Excerpt from a dataset
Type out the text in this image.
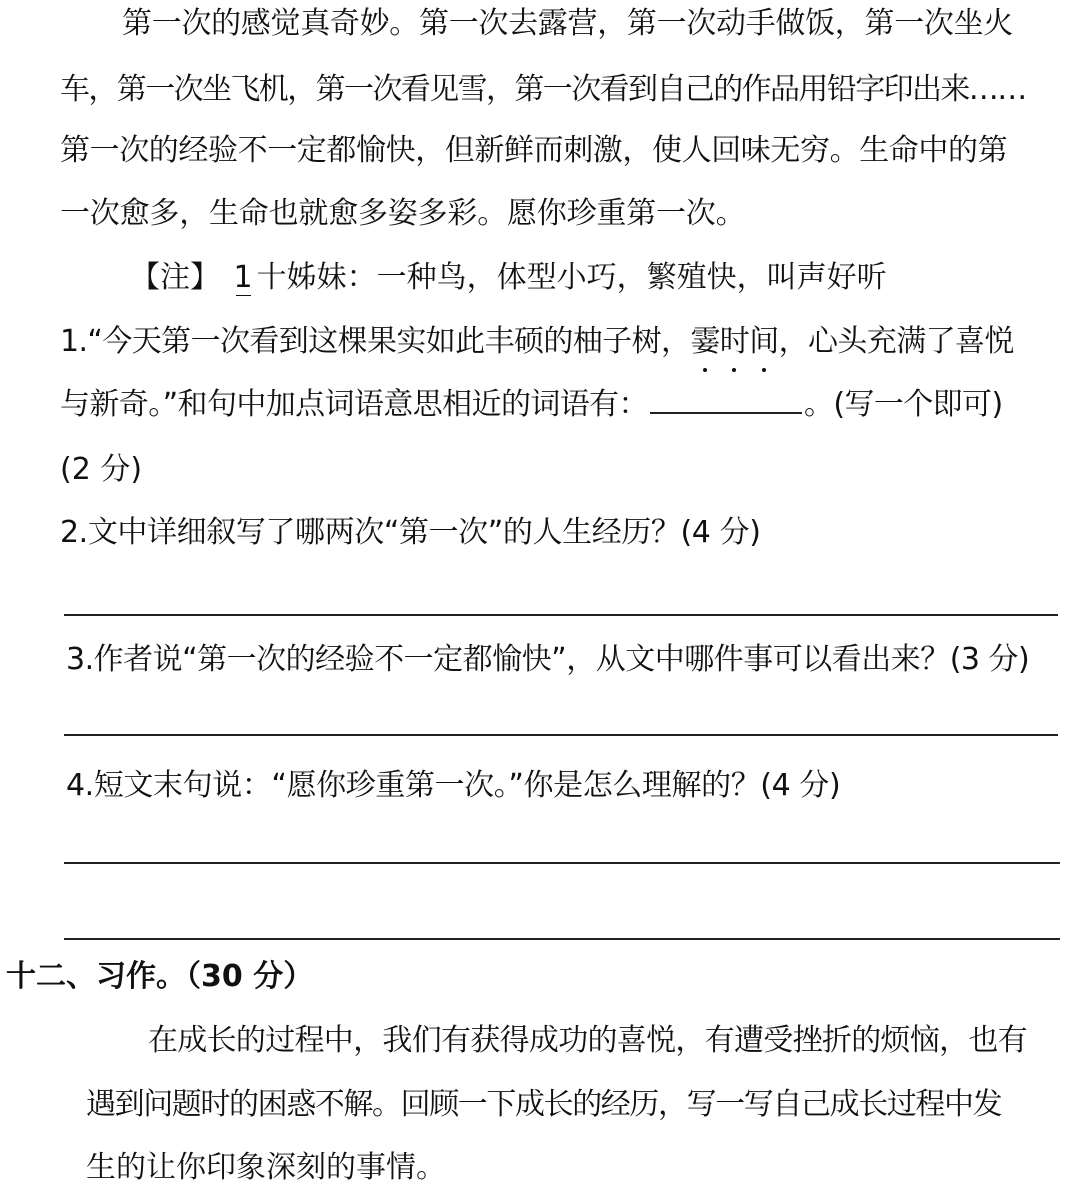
第一次的感觉真奇妙。第一次去露营，第一次动手做饭，第一次坐火
车，第一次坐飞机，第一次看见雪，第一次看到自己的作品用铅字印出来……
第一次的经验不一定都愉快，但新鲜而刺激，使人回味无穷。生命中的第
一次愈多，生命也就愈多姿多彩。愿你珍重第一次。
【注】 1 十姊妹：一种鸟，体型小巧，繁殖快，叫声好听
1.“今天第一次看到这棵果实如此丰硕的柚子树，霎时间，心头充满了喜悦
与新奇。”和句中加点词语意思相近的词语有：	。(写一个即可)
(2 分)
2.文中详细叙写了哪两次“第一次”的人生经历？(4 分)
3.作者说“第一次的经验不一定都愉快”，从文中哪件事可以看出来？(3 分)
4.短文末句说：“愿你珍重第一次。”你是怎么理解的？(4 分)
十二、习作。（30 分）
在成长的过程中，我们有获得成功的喜悦，有遭受挫折的烦恼，也有
遇到问题时的困惑不解。回顾一下成长的经历，写一写自己成长过程中发
生的让你印象深刻的事情。
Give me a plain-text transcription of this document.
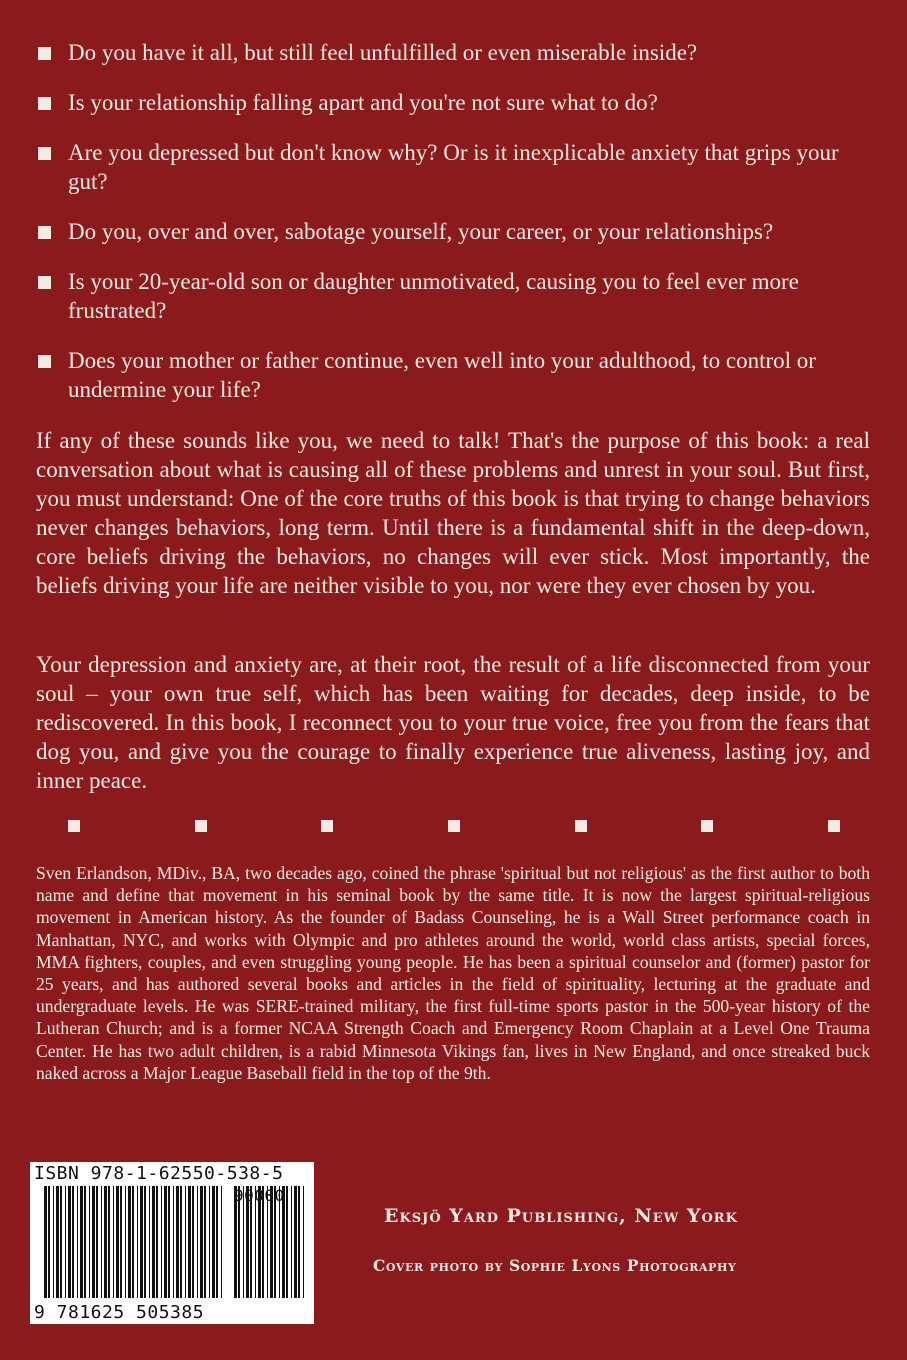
Do you have it all, but still feel unfulfilled or even miserable inside?
Is your relationship falling apart and you're not sure what to do?
Are you depressed but don't know why? Or is it inexplicable anxiety that grips your gut?
Do you, over and over, sabotage yourself, your career, or your relationships?
Is your 20-year-old son or daughter unmotivated, causing you to feel ever more frustrated?
Does your mother or father continue, even well into your adulthood, to control or undermine your life?
If any of these sounds like you, we need to talk! That's the purpose of this book: a real conversation about what is causing all of these problems and unrest in your soul. But first, you must understand: One of the core truths of this book is that trying to change behaviors never changes behaviors, long term. Until there is a fundamental shift in the deep-down, core beliefs driving the behaviors, no changes will ever stick. Most importantly, the beliefs driving your life are neither visible to you, nor were they ever chosen by you.
Your depression and anxiety are, at their root, the result of a life disconnected from your soul – your own true self, which has been waiting for decades, deep inside, to be rediscovered. In this book, I reconnect you to your true voice, free you from the fears that dog you, and give you the courage to finally experience true aliveness, lasting joy, and inner peace.
Sven Erlandson, MDiv., BA, two decades ago, coined the phrase 'spiritual but not religious' as the first author to both name and define that movement in his seminal book by the same title. It is now the largest spiritual-religious movement in American history. As the founder of Badass Counseling, he is a Wall Street performance coach in Manhattan, NYC, and works with Olympic and pro athletes around the world, world class artists, special forces, MMA fighters, couples, and even struggling young people. He has been a spiritual counselor and (former) pastor for 25 years, and has authored several books and articles in the field of spirituality, lecturing at the graduate and undergraduate levels. He was SERE-trained military, the first full-time sports pastor in the 500-year history of the Lutheran Church; and is a former NCAA Strength Coach and Emergency Room Chaplain at a Level One Trauma Center. He has two adult children, is a rabid Minnesota Vikings fan, lives in New England, and once streaked buck naked across a Major League Baseball field in the top of the 9th.
ISBN 978-1-62550-538-5
90000
9 781625 505385
Eksjö Yard Publishing, New York
Cover photo by Sophie Lyons Photography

TASK BRIEF: The word "what" may appear on some lines. Report how many lines hold it, giving the number alone.

RIGHT ANSWER: 2